━━━━━ Data extract ━━━━━

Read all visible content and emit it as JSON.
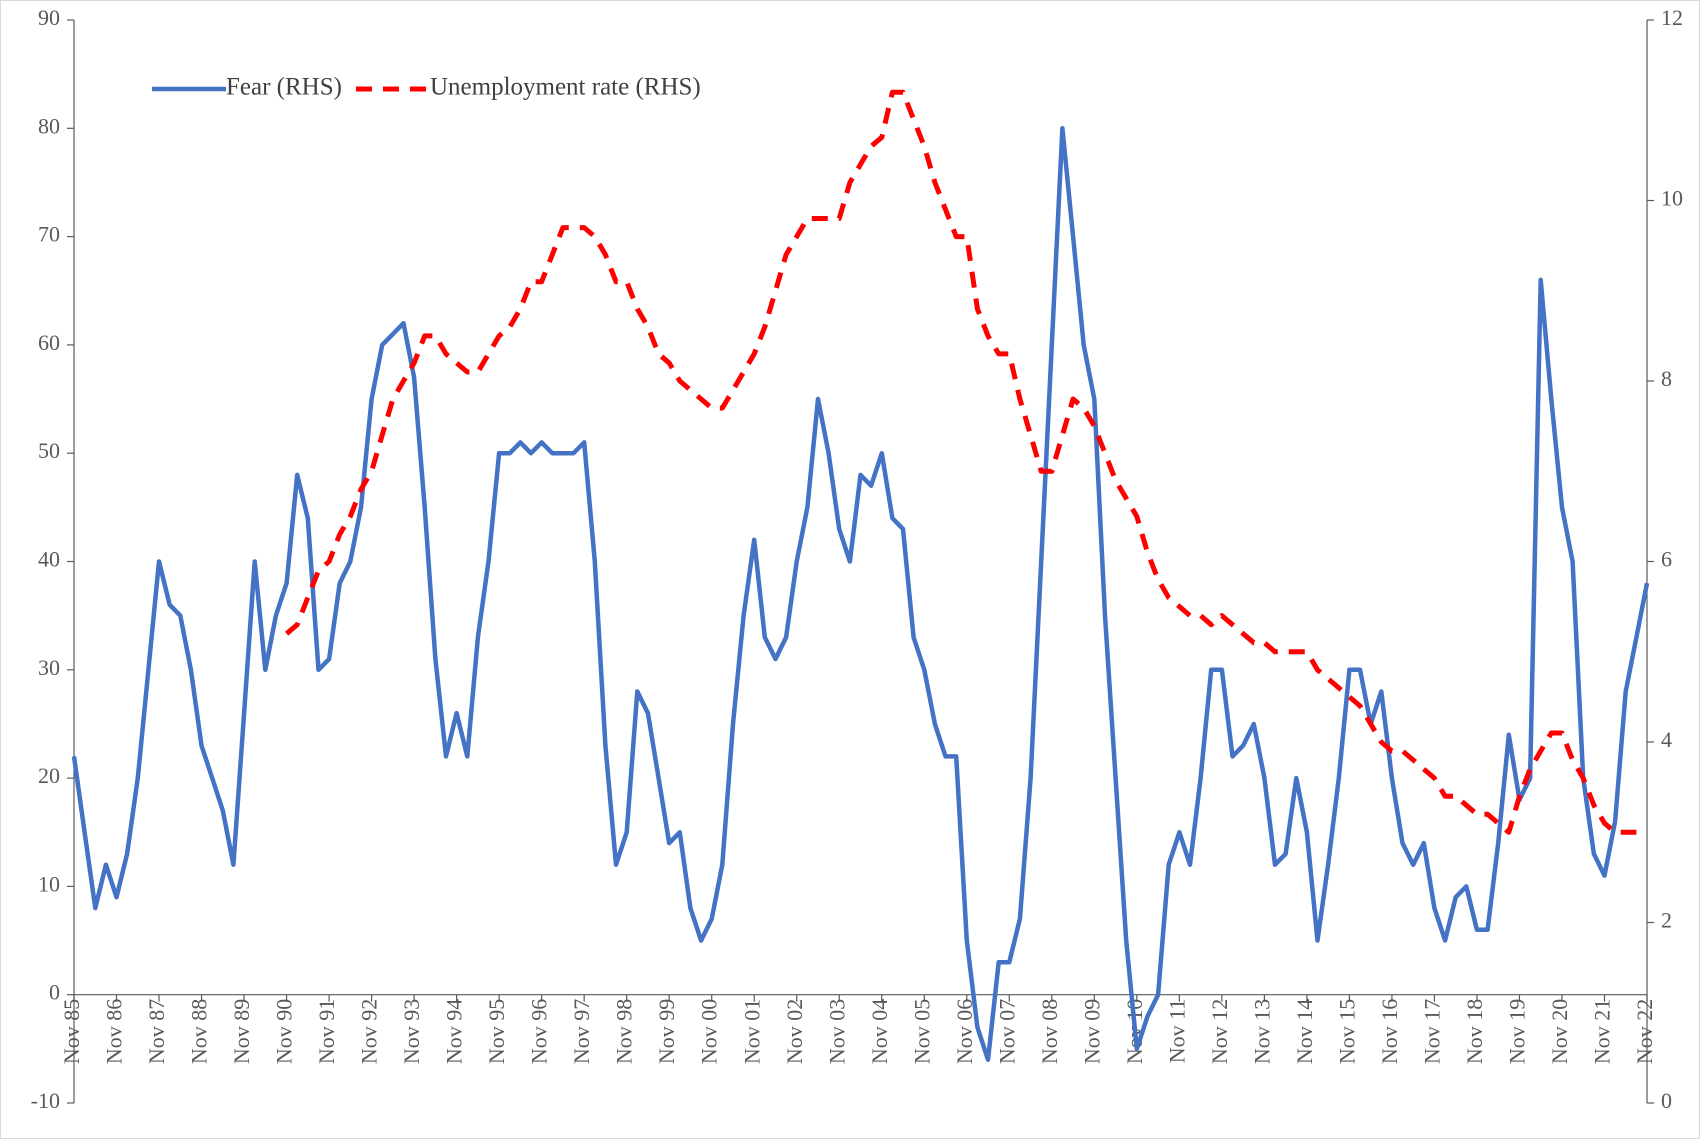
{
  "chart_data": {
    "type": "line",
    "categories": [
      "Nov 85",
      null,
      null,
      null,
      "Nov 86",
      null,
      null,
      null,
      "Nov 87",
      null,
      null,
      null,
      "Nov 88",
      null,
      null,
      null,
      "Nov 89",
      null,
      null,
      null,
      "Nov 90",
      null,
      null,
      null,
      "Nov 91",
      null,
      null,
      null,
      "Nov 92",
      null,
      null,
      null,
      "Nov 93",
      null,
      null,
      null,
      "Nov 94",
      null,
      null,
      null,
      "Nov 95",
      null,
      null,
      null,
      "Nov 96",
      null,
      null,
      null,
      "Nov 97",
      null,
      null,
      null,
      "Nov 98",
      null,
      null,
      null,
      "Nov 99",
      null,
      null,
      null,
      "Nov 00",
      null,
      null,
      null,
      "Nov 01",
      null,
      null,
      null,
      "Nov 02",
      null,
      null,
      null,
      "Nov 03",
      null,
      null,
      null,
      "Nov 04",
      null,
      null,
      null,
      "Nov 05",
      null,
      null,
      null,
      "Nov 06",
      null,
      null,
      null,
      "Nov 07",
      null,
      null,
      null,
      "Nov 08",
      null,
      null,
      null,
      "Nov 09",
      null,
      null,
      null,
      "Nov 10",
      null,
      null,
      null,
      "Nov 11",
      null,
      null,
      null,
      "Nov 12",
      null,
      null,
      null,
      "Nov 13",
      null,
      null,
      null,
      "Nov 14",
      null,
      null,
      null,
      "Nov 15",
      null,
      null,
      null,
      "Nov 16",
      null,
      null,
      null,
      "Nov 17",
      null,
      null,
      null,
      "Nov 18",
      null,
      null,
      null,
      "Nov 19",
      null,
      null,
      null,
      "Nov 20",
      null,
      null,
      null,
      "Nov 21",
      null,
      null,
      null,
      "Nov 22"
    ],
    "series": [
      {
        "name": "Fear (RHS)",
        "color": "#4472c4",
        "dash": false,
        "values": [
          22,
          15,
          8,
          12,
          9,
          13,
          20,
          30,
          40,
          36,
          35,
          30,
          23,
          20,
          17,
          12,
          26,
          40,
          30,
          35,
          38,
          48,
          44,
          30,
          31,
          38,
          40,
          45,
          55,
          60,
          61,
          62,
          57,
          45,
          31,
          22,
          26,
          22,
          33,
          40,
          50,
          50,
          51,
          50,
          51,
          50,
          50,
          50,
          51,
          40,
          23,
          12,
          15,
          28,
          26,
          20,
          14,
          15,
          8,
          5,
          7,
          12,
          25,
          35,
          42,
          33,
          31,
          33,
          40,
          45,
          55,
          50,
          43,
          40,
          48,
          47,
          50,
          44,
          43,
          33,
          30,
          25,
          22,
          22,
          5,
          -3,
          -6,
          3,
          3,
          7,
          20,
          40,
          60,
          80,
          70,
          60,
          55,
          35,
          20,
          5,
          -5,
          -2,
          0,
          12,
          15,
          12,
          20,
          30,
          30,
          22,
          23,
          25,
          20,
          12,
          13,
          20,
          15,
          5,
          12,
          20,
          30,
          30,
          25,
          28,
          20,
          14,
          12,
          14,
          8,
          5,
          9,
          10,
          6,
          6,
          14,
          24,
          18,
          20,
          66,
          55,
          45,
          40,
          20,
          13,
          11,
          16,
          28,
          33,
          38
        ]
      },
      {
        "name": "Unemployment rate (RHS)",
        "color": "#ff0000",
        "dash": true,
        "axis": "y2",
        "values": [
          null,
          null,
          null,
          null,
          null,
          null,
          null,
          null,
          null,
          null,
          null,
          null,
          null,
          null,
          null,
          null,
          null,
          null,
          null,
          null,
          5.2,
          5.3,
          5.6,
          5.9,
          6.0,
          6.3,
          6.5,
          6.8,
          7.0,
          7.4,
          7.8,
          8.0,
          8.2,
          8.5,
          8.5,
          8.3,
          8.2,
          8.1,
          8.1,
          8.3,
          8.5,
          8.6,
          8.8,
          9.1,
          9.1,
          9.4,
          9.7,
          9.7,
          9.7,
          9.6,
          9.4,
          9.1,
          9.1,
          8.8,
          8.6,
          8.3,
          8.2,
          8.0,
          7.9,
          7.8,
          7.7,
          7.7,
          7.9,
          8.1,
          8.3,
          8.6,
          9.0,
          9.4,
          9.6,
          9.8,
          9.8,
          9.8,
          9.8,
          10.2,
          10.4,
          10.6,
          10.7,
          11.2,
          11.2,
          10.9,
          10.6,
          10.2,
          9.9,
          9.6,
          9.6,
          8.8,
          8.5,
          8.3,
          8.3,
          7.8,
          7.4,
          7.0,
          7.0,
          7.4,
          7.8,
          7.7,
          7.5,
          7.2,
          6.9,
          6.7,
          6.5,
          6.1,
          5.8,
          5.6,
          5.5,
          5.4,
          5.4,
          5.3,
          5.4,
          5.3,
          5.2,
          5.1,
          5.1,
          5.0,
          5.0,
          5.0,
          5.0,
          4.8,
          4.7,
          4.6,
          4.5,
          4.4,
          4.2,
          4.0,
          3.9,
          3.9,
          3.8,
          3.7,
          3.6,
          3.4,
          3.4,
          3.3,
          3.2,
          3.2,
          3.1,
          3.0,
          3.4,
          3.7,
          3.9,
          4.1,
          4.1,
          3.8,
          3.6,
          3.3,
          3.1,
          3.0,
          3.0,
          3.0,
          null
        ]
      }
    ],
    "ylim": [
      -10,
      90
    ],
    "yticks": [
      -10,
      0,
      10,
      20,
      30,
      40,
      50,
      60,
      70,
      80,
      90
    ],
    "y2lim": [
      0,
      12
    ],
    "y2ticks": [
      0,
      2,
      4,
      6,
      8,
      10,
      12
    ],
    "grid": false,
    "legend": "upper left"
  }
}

━━━━━

◆ **Stated task**:
For the entries shown above, give the number of lines that include the word "name", without any other text.

◆ **Written reply**:
2